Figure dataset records
================================

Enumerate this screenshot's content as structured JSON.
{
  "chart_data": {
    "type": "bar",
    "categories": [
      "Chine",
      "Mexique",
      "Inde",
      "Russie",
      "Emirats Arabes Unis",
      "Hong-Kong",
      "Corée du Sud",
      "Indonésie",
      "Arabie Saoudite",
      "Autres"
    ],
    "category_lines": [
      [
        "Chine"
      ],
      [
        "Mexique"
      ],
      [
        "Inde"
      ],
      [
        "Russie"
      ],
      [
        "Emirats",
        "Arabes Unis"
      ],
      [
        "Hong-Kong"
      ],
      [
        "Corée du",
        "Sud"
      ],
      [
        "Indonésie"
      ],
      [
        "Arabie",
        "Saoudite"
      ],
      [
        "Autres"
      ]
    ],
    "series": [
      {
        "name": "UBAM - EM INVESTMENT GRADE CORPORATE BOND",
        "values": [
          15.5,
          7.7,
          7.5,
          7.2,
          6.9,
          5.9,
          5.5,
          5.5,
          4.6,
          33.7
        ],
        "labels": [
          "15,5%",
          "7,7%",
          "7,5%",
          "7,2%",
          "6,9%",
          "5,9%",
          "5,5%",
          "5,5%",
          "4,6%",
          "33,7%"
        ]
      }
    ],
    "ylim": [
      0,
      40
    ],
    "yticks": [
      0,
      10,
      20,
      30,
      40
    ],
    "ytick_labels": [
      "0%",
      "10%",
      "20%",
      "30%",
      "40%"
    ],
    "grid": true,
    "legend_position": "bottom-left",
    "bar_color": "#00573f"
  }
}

================================

◆ Exercise directions: Write out the full listing exactly as given.

◆ Output for this exercise:
Enumerate this screenshot's content as structured JSON.
{
  "chart_data": {
    "type": "bar",
    "categories": [
      "Chine",
      "Mexique",
      "Inde",
      "Russie",
      "Emirats Arabes Unis",
      "Hong-Kong",
      "Corée du Sud",
      "Indonésie",
      "Arabie Saoudite",
      "Autres"
    ],
    "category_lines": [
      [
        "Chine"
      ],
      [
        "Mexique"
      ],
      [
        "Inde"
      ],
      [
        "Russie"
      ],
      [
        "Emirats",
        "Arabes Unis"
      ],
      [
        "Hong-Kong"
      ],
      [
        "Corée du",
        "Sud"
      ],
      [
        "Indonésie"
      ],
      [
        "Arabie",
        "Saoudite"
      ],
      [
        "Autres"
      ]
    ],
    "series": [
      {
        "name": "UBAM - EM INVESTMENT GRADE CORPORATE BOND",
        "values": [
          15.5,
          7.7,
          7.5,
          7.2,
          6.9,
          5.9,
          5.5,
          5.5,
          4.6,
          33.7
        ],
        "labels": [
          "15,5%",
          "7,7%",
          "7,5%",
          "7,2%",
          "6,9%",
          "5,9%",
          "5,5%",
          "5,5%",
          "4,6%",
          "33,7%"
        ]
      }
    ],
    "ylim": [
      0,
      40
    ],
    "yticks": [
      0,
      10,
      20,
      30,
      40
    ],
    "ytick_labels": [
      "0%",
      "10%",
      "20%",
      "30%",
      "40%"
    ],
    "grid": true,
    "legend_position": "bottom-left",
    "bar_color": "#00573f"
  }
}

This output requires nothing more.